>> BEGIN Extracted records

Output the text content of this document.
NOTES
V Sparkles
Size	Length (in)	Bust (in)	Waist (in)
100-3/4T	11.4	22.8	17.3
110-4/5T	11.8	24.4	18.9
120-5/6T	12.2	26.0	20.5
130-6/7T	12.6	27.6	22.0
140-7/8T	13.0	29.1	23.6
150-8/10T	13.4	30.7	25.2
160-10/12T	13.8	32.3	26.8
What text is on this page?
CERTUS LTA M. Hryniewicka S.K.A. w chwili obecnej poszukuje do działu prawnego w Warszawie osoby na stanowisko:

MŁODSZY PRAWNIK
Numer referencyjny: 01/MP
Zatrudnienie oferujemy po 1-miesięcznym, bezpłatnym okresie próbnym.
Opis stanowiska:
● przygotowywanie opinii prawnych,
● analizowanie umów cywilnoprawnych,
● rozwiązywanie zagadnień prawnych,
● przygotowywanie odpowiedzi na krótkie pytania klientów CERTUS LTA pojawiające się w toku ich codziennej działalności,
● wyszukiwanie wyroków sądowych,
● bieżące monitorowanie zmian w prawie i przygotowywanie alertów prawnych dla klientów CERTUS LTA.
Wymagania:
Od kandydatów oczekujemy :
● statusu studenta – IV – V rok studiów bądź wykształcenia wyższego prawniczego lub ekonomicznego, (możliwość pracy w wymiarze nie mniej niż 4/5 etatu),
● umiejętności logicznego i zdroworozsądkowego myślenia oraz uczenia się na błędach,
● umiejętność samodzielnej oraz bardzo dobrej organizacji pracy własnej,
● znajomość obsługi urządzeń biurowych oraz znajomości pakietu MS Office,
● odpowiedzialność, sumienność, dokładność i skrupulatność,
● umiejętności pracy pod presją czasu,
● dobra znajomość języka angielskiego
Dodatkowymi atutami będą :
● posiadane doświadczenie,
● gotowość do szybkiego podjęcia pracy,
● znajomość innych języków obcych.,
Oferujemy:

>> END Extracted records

Exercise objective.
Write out every line of the entries that holds the word "CERTUS".

Worked solution.
CERTUS LTA M. Hryniewicka S.K.A. w chwili obecnej poszukuje do działu prawnego w Warszawie osoby na stanowisko:
● przygotowywanie odpowiedzi na krótkie pytania klientów CERTUS LTA pojawiające się w toku ich codziennej działalności,
● bieżące monitorowanie zmian w prawie i przygotowywanie alertów prawnych dla klientów CERTUS LTA.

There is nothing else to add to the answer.